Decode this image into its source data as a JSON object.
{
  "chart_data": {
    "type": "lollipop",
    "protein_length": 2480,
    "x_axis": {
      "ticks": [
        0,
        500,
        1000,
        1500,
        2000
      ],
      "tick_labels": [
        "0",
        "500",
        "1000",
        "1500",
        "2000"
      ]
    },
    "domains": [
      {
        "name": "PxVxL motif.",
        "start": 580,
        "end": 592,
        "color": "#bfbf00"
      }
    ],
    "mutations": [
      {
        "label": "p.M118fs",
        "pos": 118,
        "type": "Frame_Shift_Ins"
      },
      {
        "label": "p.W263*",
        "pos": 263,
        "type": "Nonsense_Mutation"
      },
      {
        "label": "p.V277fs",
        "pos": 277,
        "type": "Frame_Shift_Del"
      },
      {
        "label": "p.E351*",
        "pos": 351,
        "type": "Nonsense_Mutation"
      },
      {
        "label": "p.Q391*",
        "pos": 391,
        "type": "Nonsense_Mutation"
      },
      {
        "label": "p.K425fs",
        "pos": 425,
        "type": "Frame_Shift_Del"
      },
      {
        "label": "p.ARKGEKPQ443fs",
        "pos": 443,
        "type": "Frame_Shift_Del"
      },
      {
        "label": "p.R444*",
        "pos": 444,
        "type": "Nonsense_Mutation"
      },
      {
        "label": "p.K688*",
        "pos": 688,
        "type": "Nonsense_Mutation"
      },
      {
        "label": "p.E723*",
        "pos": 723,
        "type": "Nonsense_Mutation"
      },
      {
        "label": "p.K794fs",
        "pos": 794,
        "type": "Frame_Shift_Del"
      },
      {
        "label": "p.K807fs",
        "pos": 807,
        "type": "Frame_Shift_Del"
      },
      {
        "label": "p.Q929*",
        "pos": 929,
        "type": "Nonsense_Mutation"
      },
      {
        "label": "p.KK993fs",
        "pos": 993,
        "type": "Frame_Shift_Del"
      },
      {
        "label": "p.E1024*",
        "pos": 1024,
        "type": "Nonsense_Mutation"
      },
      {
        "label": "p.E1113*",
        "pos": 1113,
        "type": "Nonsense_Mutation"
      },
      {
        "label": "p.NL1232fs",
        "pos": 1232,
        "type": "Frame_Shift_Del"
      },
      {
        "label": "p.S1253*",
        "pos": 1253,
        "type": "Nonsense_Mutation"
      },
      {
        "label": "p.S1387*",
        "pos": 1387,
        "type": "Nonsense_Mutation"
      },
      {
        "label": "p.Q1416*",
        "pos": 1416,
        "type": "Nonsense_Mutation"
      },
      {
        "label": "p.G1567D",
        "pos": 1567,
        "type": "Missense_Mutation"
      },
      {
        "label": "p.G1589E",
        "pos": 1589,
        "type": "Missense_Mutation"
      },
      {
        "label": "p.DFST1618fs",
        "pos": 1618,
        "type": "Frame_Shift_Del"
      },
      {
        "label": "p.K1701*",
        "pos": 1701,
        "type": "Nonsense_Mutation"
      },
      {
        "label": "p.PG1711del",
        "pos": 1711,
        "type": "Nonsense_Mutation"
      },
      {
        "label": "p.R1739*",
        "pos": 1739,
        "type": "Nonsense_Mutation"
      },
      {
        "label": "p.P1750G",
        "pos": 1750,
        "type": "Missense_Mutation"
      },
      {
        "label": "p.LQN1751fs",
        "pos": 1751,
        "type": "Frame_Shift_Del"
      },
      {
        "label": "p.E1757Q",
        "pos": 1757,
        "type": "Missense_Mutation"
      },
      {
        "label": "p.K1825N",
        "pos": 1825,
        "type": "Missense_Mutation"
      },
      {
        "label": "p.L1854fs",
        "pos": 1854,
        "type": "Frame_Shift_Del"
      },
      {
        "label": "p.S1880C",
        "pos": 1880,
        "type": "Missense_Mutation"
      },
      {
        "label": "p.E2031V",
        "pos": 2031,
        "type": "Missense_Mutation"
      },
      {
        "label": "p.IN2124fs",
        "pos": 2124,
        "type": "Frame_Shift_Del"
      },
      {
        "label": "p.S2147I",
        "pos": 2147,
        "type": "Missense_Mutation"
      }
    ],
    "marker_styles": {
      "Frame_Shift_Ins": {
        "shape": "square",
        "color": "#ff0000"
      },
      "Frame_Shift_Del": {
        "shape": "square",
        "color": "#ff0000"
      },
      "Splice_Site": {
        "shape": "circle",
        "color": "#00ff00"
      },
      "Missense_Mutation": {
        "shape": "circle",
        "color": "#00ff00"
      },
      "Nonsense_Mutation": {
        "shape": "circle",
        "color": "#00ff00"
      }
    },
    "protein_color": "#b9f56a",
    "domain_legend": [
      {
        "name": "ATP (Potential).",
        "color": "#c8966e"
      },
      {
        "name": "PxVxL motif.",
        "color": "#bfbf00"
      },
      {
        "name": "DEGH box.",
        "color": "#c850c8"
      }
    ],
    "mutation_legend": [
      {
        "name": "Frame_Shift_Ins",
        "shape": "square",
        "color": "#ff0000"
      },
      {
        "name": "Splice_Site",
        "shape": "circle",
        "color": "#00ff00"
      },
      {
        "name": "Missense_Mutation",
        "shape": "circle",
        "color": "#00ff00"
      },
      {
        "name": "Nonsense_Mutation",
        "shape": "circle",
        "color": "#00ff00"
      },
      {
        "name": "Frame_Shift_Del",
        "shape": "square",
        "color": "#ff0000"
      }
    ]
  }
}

Goal of the exercise:
Line by line, set down the material exactly as given.

Response to the task:
Decode this image into its source data as a JSON object.
{
  "chart_data": {
    "type": "lollipop",
    "protein_length": 2480,
    "x_axis": {
      "ticks": [
        0,
        500,
        1000,
        1500,
        2000
      ],
      "tick_labels": [
        "0",
        "500",
        "1000",
        "1500",
        "2000"
      ]
    },
    "domains": [
      {
        "name": "PxVxL motif.",
        "start": 580,
        "end": 592,
        "color": "#bfbf00"
      }
    ],
    "mutations": [
      {
        "label": "p.M118fs",
        "pos": 118,
        "type": "Frame_Shift_Ins"
      },
      {
        "label": "p.W263*",
        "pos": 263,
        "type": "Nonsense_Mutation"
      },
      {
        "label": "p.V277fs",
        "pos": 277,
        "type": "Frame_Shift_Del"
      },
      {
        "label": "p.E351*",
        "pos": 351,
        "type": "Nonsense_Mutation"
      },
      {
        "label": "p.Q391*",
        "pos": 391,
        "type": "Nonsense_Mutation"
      },
      {
        "label": "p.K425fs",
        "pos": 425,
        "type": "Frame_Shift_Del"
      },
      {
        "label": "p.ARKGEKPQ443fs",
        "pos": 443,
        "type": "Frame_Shift_Del"
      },
      {
        "label": "p.R444*",
        "pos": 444,
        "type": "Nonsense_Mutation"
      },
      {
        "label": "p.K688*",
        "pos": 688,
        "type": "Nonsense_Mutation"
      },
      {
        "label": "p.E723*",
        "pos": 723,
        "type": "Nonsense_Mutation"
      },
      {
        "label": "p.K794fs",
        "pos": 794,
        "type": "Frame_Shift_Del"
      },
      {
        "label": "p.K807fs",
        "pos": 807,
        "type": "Frame_Shift_Del"
      },
      {
        "label": "p.Q929*",
        "pos": 929,
        "type": "Nonsense_Mutation"
      },
      {
        "label": "p.KK993fs",
        "pos": 993,
        "type": "Frame_Shift_Del"
      },
      {
        "label": "p.E1024*",
        "pos": 1024,
        "type": "Nonsense_Mutation"
      },
      {
        "label": "p.E1113*",
        "pos": 1113,
        "type": "Nonsense_Mutation"
      },
      {
        "label": "p.NL1232fs",
        "pos": 1232,
        "type": "Frame_Shift_Del"
      },
      {
        "label": "p.S1253*",
        "pos": 1253,
        "type": "Nonsense_Mutation"
      },
      {
        "label": "p.S1387*",
        "pos": 1387,
        "type": "Nonsense_Mutation"
      },
      {
        "label": "p.Q1416*",
        "pos": 1416,
        "type": "Nonsense_Mutation"
      },
      {
        "label": "p.G1567D",
        "pos": 1567,
        "type": "Missense_Mutation"
      },
      {
        "label": "p.G1589E",
        "pos": 1589,
        "type": "Missense_Mutation"
      },
      {
        "label": "p.DFST1618fs",
        "pos": 1618,
        "type": "Frame_Shift_Del"
      },
      {
        "label": "p.K1701*",
        "pos": 1701,
        "type": "Nonsense_Mutation"
      },
      {
        "label": "p.PG1711del",
        "pos": 1711,
        "type": "Nonsense_Mutation"
      },
      {
        "label": "p.R1739*",
        "pos": 1739,
        "type": "Nonsense_Mutation"
      },
      {
        "label": "p.P1750G",
        "pos": 1750,
        "type": "Missense_Mutation"
      },
      {
        "label": "p.LQN1751fs",
        "pos": 1751,
        "type": "Frame_Shift_Del"
      },
      {
        "label": "p.E1757Q",
        "pos": 1757,
        "type": "Missense_Mutation"
      },
      {
        "label": "p.K1825N",
        "pos": 1825,
        "type": "Missense_Mutation"
      },
      {
        "label": "p.L1854fs",
        "pos": 1854,
        "type": "Frame_Shift_Del"
      },
      {
        "label": "p.S1880C",
        "pos": 1880,
        "type": "Missense_Mutation"
      },
      {
        "label": "p.E2031V",
        "pos": 2031,
        "type": "Missense_Mutation"
      },
      {
        "label": "p.IN2124fs",
        "pos": 2124,
        "type": "Frame_Shift_Del"
      },
      {
        "label": "p.S2147I",
        "pos": 2147,
        "type": "Missense_Mutation"
      }
    ],
    "marker_styles": {
      "Frame_Shift_Ins": {
        "shape": "square",
        "color": "#ff0000"
      },
      "Frame_Shift_Del": {
        "shape": "square",
        "color": "#ff0000"
      },
      "Splice_Site": {
        "shape": "circle",
        "color": "#00ff00"
      },
      "Missense_Mutation": {
        "shape": "circle",
        "color": "#00ff00"
      },
      "Nonsense_Mutation": {
        "shape": "circle",
        "color": "#00ff00"
      }
    },
    "protein_color": "#b9f56a",
    "domain_legend": [
      {
        "name": "ATP (Potential).",
        "color": "#c8966e"
      },
      {
        "name": "PxVxL motif.",
        "color": "#bfbf00"
      },
      {
        "name": "DEGH box.",
        "color": "#c850c8"
      }
    ],
    "mutation_legend": [
      {
        "name": "Frame_Shift_Ins",
        "shape": "square",
        "color": "#ff0000"
      },
      {
        "name": "Splice_Site",
        "shape": "circle",
        "color": "#00ff00"
      },
      {
        "name": "Missense_Mutation",
        "shape": "circle",
        "color": "#00ff00"
      },
      {
        "name": "Nonsense_Mutation",
        "shape": "circle",
        "color": "#00ff00"
      },
      {
        "name": "Frame_Shift_Del",
        "shape": "square",
        "color": "#ff0000"
      }
    ]
  }
}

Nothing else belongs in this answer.